→ **Directive**: Exactly as they appear, output all of the entries.

A run of records
>> Start

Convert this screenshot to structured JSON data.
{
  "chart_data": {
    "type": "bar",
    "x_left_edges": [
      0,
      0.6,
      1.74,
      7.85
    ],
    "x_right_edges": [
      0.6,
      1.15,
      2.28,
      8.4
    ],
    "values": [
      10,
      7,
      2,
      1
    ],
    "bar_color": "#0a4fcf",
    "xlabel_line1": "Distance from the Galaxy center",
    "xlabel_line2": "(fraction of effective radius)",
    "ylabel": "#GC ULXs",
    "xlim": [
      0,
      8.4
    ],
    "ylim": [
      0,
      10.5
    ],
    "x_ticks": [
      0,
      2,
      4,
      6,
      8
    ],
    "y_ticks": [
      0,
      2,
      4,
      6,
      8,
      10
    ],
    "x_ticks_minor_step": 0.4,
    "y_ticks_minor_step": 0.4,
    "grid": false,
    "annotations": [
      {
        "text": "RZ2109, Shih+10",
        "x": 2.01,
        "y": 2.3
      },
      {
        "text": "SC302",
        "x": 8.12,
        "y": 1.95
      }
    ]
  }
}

>> End

→ **The answer**:
Convert this screenshot to structured JSON data.
{
  "chart_data": {
    "type": "bar",
    "x_left_edges": [
      0,
      0.6,
      1.74,
      7.85
    ],
    "x_right_edges": [
      0.6,
      1.15,
      2.28,
      8.4
    ],
    "values": [
      10,
      7,
      2,
      1
    ],
    "bar_color": "#0a4fcf",
    "xlabel_line1": "Distance from the Galaxy center",
    "xlabel_line2": "(fraction of effective radius)",
    "ylabel": "#GC ULXs",
    "xlim": [
      0,
      8.4
    ],
    "ylim": [
      0,
      10.5
    ],
    "x_ticks": [
      0,
      2,
      4,
      6,
      8
    ],
    "y_ticks": [
      0,
      2,
      4,
      6,
      8,
      10
    ],
    "x_ticks_minor_step": 0.4,
    "y_ticks_minor_step": 0.4,
    "grid": false,
    "annotations": [
      {
        "text": "RZ2109, Shih+10",
        "x": 2.01,
        "y": 2.3
      },
      {
        "text": "SC302",
        "x": 8.12,
        "y": 1.95
      }
    ]
  }
}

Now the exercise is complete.